• **GOAL**:
Reproduce verbatim the stretch from "Several years ago" through "held on to it." in the radio post below.

• **DOCUMENT TEXT**:

July 4, 2024 by Emily

Several years ago when I was pinching every penny, I went online and purchased a refurbished radio/CD player. This was supposed to be a high quality brand that would last a long time, and end up being a better purchase than anything I could buy off the Walmart shelf.

Well, after a few moves and a misplaced remote, the CD player no longer worked and the radio decided to play whatever station it wanted. Radio roulette.

It should have been replaced a long time ago, but it hasn’t really been high on the list of priorities. And for the sake of this story, I’m so glad I held on to it.

Thankfully, when I first set it up in our living area after our last move, it landed on a Christian radio station and I left it alone. I liked hearing the worship songs playing in the background of everything I was doing, day or night. It was such a comfort in some of the darkest moments of uncertainty, which I’ve been battling the last couple of years.

But then one day, someone hit a button on it and all was lost. It would power up, but the radio refused to play. It acted like it was constantly searching for a station but could never find one. I pressed every button on the thing. I banged on it, shook it, turned it every angle. Nothing worked. After many many tries, I finally gave up on it and turned it off. And then I forgot about it.

• **DATA PROVIDED**:
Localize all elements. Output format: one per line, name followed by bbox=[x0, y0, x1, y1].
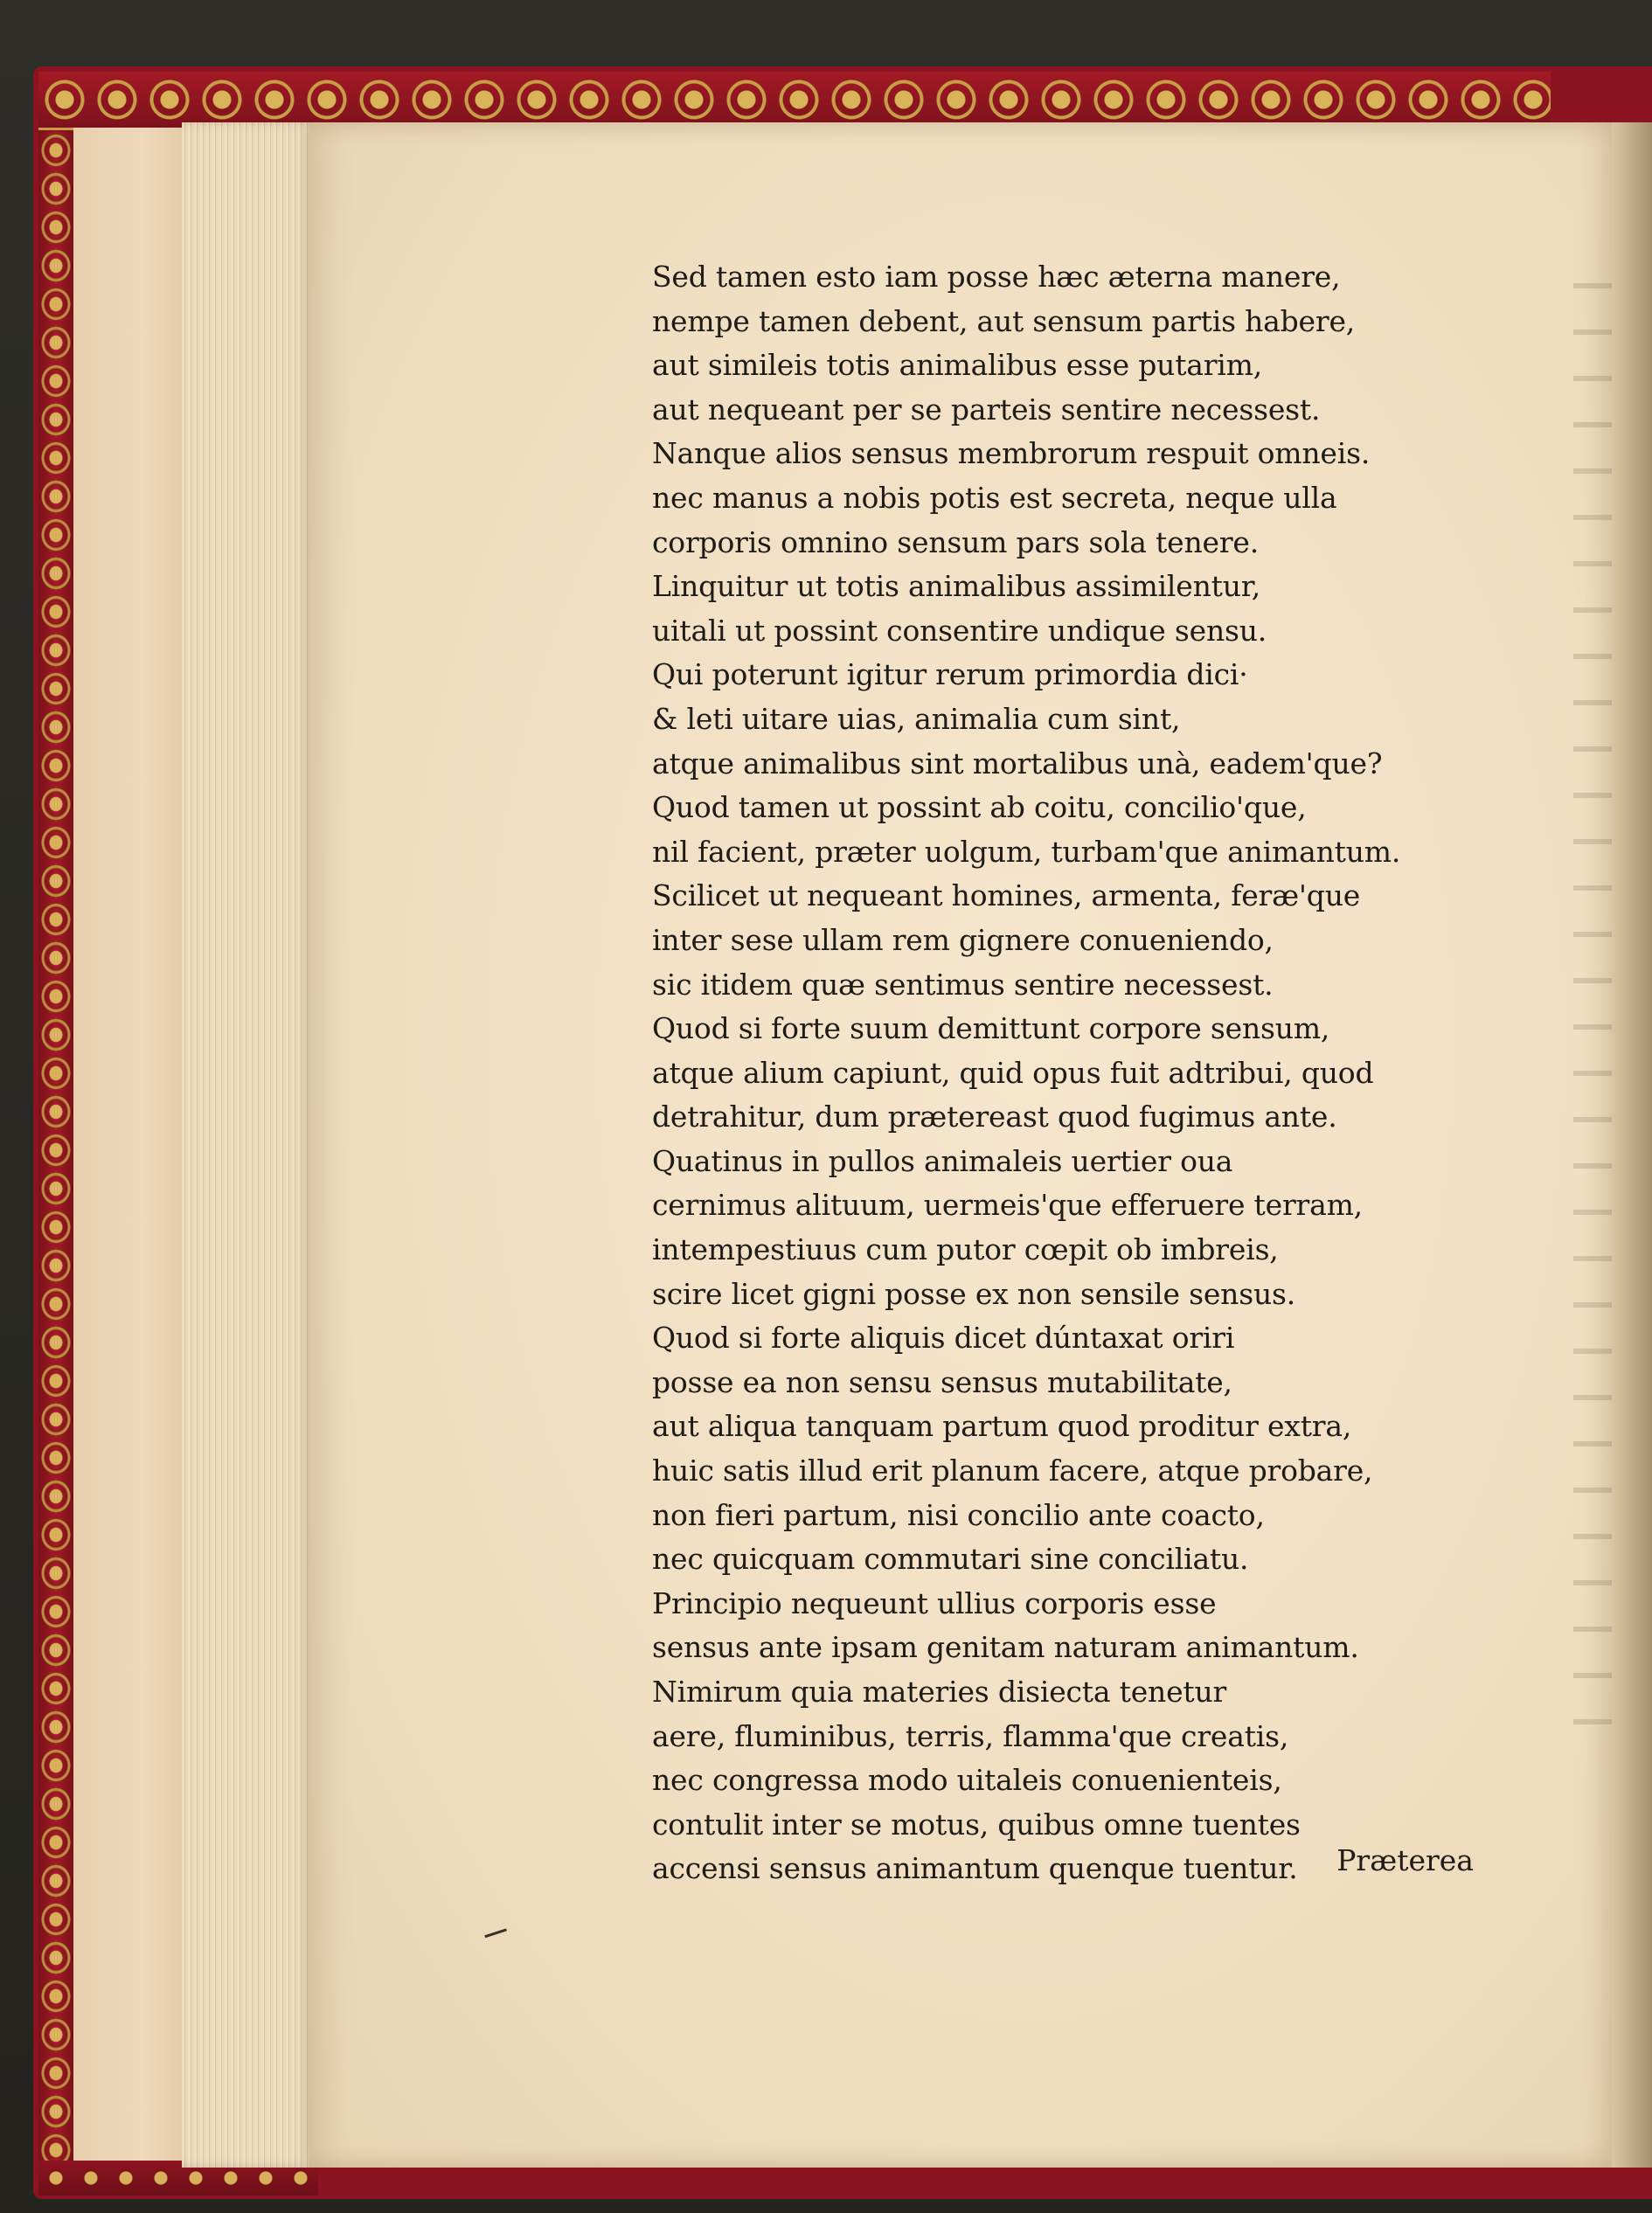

• **RESULT**:
Several years ago when I was pinching every penny, I went online and purchased a refurbished radio/CD player. This was supposed to be a high quality brand that would last a long time, and end up being a better purchase than anything I could buy off the Walmart shelf.

Well, after a few moves and a misplaced remote, the CD player no longer worked and the radio decided to play whatever station it wanted. Radio roulette.

It should have been replaced a long time ago, but it hasn’t really been high on the list of priorities. And for the sake of this story, I’m so glad I held on to it.